YOUR OBJECTIVE => Check each line for the string "Dakota". Give only the count of lines that have it.

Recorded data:
------------------------------------------------------------------------

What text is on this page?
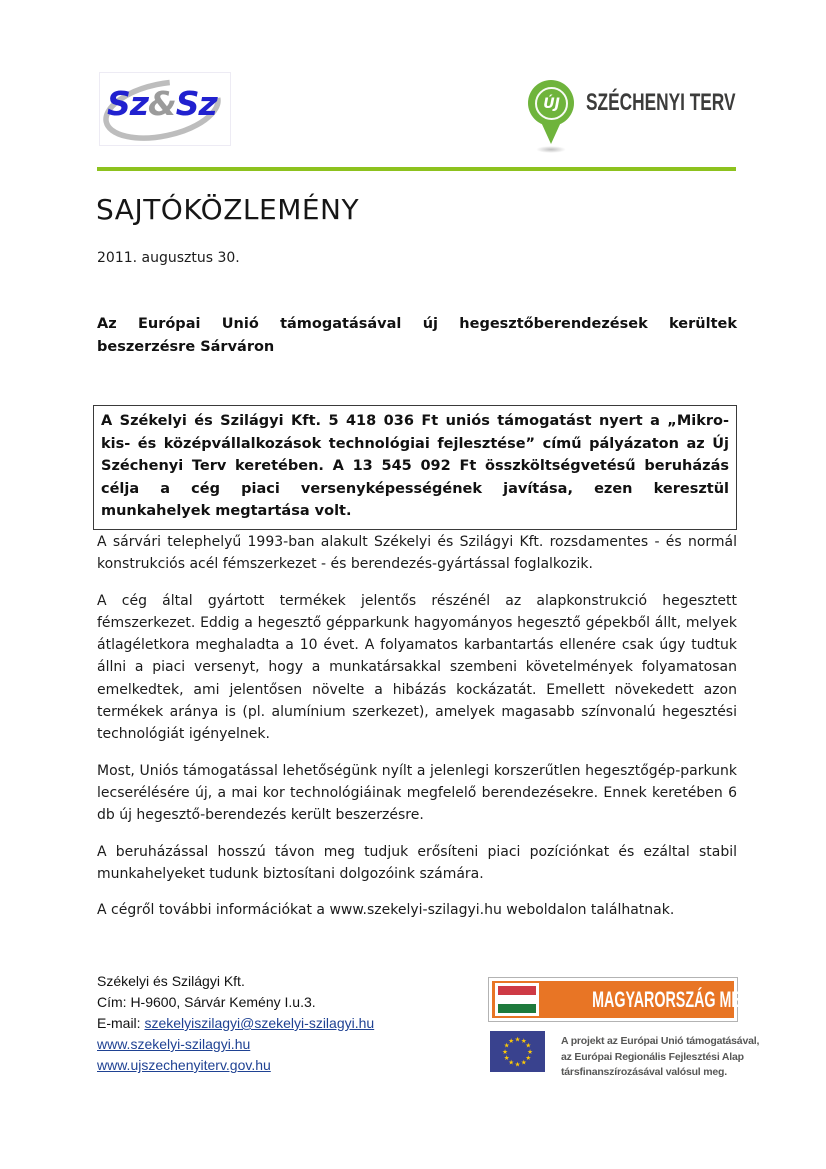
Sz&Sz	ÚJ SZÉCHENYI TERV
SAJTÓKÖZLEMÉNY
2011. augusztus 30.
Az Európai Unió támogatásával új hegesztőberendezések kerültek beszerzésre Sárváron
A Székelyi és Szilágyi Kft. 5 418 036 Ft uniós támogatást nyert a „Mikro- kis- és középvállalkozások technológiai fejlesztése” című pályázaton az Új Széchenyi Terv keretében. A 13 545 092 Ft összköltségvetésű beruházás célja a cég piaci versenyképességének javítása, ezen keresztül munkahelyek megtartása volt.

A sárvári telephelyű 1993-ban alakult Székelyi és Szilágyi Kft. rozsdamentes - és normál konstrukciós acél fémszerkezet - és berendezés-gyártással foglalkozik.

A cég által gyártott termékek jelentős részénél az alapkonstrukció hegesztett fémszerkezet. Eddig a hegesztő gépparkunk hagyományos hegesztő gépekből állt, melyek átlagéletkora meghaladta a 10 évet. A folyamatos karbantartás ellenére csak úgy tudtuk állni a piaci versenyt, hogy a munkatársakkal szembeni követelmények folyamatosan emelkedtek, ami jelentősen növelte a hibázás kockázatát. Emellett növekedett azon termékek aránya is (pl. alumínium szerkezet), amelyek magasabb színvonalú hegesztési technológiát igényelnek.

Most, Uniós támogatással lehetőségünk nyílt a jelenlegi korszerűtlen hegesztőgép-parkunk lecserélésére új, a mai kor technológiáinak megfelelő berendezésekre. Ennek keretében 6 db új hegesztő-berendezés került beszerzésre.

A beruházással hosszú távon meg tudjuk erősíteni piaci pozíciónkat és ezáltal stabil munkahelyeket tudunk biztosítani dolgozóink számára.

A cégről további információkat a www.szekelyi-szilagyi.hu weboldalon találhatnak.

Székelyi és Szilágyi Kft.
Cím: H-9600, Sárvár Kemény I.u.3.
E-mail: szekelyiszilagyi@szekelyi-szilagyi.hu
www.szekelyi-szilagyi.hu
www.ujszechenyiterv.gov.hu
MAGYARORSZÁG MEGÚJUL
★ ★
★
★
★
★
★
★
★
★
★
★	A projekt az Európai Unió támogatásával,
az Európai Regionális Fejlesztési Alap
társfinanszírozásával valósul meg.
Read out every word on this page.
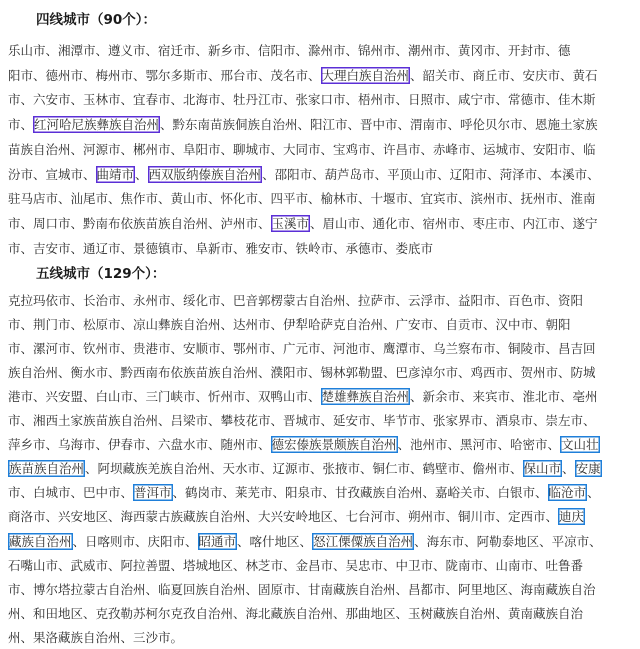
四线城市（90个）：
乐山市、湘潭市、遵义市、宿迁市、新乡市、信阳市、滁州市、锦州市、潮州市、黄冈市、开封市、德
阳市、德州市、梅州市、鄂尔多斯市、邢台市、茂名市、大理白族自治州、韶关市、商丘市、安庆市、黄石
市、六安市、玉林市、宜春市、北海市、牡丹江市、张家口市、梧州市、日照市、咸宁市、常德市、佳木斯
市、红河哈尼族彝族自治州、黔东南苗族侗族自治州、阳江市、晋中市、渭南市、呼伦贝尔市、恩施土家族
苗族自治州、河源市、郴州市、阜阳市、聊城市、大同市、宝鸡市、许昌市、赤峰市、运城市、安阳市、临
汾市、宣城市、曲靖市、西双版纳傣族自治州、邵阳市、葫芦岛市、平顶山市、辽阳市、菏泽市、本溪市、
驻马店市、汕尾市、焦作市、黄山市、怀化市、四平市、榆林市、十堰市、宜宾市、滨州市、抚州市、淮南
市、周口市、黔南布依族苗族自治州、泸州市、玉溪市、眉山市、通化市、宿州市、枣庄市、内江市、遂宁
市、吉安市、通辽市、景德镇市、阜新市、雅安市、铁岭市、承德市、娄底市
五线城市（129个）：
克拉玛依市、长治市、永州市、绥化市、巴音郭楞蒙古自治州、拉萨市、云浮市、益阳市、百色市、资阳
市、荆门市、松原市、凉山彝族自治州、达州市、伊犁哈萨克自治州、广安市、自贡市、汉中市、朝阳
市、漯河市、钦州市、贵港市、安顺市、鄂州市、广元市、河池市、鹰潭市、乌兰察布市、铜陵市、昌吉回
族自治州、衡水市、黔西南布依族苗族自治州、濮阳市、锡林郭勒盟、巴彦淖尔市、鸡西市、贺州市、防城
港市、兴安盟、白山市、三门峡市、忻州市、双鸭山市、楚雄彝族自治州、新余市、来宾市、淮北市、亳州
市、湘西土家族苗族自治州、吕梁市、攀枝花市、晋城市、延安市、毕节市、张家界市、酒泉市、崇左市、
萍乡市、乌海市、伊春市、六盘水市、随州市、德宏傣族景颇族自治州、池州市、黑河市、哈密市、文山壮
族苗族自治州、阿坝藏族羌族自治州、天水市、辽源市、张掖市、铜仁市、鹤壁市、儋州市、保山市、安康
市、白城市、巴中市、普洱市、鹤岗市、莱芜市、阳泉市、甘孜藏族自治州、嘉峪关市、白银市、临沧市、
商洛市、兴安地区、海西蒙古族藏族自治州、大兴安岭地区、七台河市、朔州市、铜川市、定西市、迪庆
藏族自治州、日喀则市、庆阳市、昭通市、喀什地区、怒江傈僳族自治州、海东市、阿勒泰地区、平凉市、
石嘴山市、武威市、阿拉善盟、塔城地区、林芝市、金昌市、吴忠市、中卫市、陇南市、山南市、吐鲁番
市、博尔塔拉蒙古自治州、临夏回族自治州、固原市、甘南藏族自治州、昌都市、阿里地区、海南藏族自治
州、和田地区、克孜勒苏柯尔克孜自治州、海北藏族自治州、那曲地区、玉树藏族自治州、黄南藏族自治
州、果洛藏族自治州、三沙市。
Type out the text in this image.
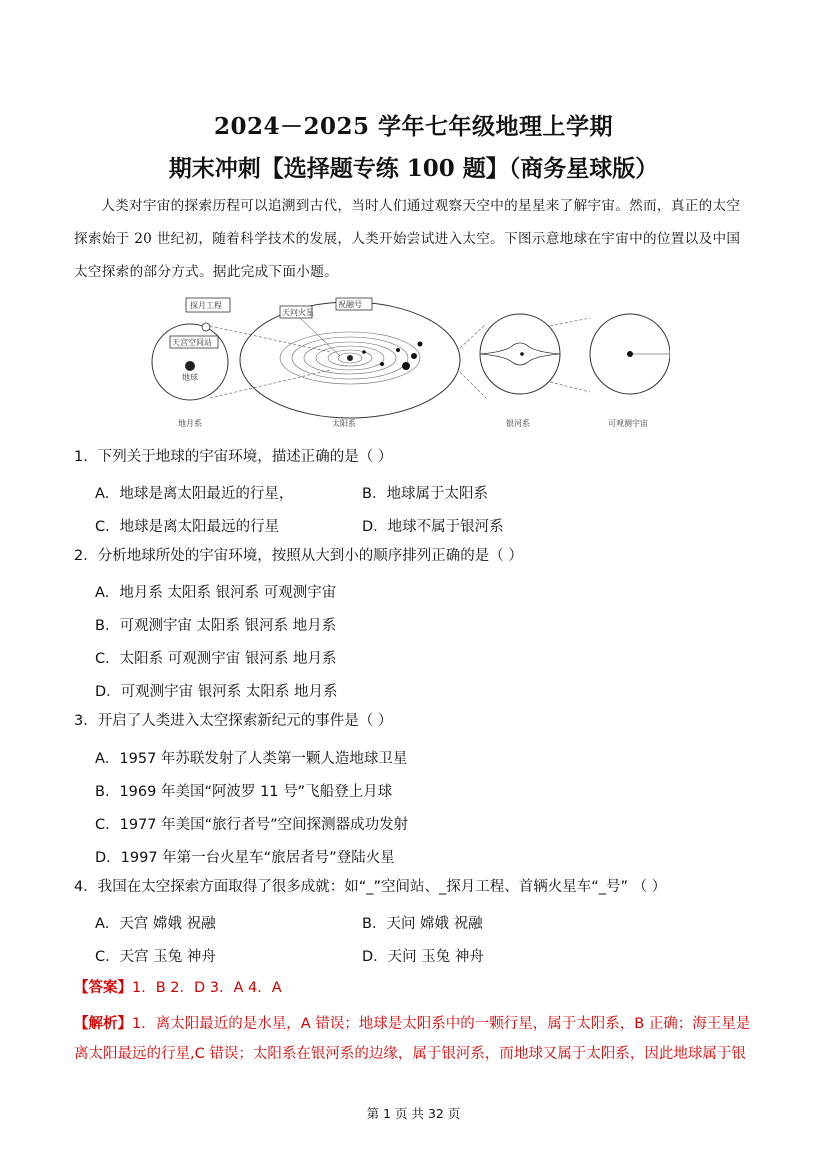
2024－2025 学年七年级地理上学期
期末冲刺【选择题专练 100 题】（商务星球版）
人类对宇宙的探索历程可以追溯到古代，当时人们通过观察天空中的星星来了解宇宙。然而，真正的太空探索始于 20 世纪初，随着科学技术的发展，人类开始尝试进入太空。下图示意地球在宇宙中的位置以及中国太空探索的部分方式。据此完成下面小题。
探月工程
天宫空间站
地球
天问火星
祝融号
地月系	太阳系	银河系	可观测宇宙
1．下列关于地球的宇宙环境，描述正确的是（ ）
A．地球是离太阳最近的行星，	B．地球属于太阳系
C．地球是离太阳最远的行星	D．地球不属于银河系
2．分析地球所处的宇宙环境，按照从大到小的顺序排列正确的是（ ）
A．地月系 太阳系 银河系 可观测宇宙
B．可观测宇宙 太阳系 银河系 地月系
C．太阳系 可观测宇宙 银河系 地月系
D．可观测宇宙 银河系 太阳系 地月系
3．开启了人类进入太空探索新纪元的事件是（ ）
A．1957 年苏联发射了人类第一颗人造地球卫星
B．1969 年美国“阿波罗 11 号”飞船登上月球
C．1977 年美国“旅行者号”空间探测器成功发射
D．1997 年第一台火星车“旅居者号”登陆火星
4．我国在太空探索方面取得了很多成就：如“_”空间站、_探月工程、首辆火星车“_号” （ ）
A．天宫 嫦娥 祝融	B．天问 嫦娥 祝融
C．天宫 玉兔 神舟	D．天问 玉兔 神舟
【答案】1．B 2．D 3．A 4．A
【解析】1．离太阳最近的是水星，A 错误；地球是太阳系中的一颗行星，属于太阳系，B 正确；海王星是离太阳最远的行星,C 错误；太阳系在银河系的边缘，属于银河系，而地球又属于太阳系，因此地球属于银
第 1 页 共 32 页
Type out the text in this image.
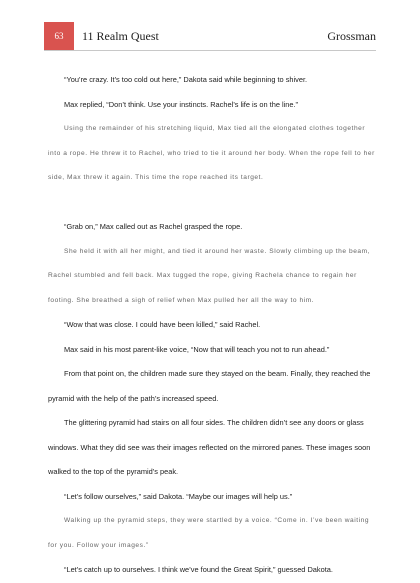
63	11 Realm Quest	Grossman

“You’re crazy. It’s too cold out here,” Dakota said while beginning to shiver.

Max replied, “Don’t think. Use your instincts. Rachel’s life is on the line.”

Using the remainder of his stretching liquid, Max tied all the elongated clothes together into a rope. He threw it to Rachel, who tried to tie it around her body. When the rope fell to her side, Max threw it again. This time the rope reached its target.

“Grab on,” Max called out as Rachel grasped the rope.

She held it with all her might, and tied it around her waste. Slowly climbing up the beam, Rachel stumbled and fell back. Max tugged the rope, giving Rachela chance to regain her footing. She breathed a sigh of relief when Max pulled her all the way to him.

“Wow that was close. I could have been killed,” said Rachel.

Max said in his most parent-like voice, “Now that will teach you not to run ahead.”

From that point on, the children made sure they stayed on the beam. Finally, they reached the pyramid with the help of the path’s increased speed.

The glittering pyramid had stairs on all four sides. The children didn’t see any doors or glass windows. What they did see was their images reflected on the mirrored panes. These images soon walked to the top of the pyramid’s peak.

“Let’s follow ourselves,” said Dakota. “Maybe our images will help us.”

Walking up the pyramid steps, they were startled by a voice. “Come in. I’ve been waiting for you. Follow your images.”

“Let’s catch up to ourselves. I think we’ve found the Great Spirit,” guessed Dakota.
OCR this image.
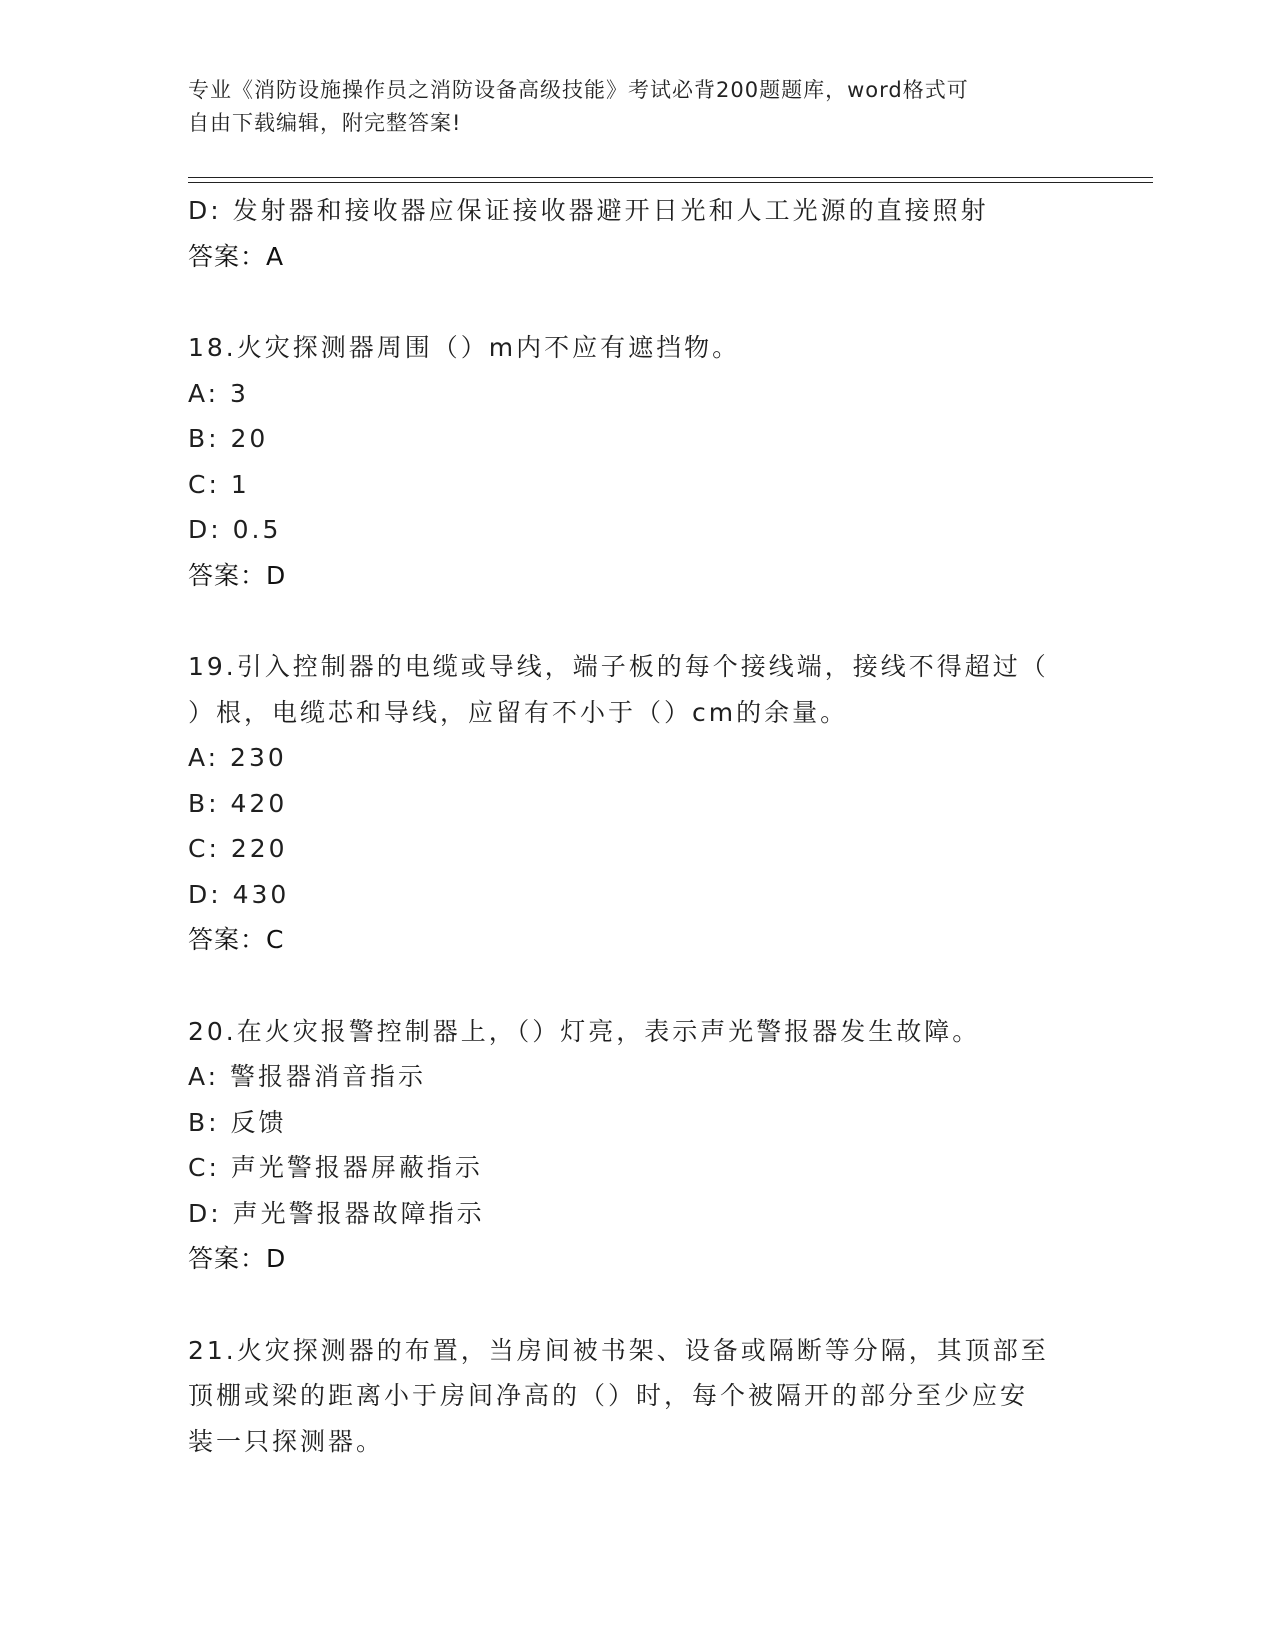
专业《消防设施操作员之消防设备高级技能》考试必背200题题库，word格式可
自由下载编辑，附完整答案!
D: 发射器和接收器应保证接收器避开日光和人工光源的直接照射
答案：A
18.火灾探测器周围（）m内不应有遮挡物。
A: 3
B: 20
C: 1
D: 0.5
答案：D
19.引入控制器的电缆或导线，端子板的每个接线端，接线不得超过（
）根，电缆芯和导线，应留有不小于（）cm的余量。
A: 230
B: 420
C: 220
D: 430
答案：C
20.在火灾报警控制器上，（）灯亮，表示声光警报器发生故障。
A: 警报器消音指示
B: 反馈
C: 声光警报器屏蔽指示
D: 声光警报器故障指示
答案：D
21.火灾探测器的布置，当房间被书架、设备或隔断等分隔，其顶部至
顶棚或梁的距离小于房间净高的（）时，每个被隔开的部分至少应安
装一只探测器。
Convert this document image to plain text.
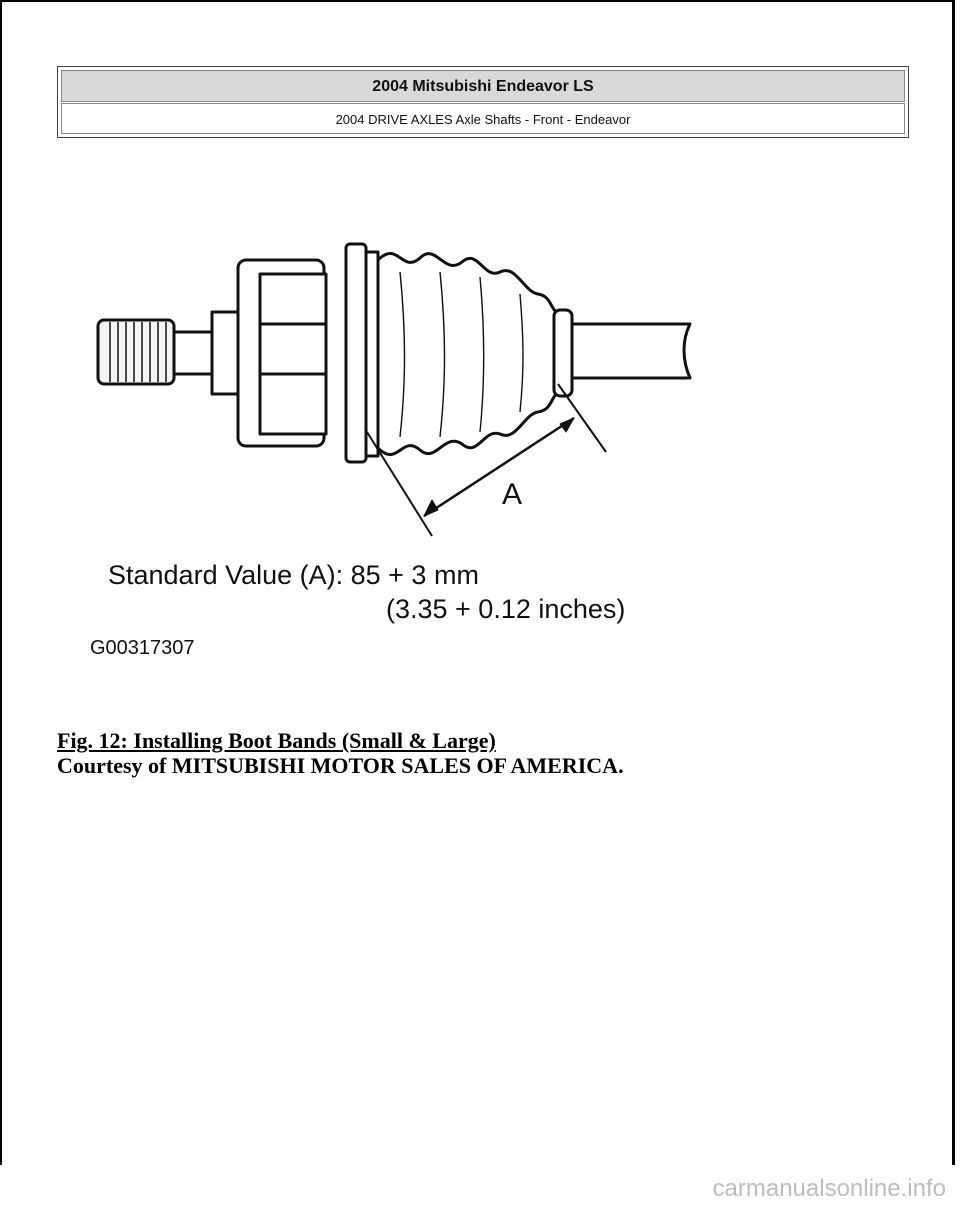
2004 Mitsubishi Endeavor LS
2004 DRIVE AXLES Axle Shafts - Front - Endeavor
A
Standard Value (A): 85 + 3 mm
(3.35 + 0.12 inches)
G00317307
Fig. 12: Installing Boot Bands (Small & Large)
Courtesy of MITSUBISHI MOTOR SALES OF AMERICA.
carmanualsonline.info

------------------------------------------------------------------------

RESULT OF THIS EXERCISE => 3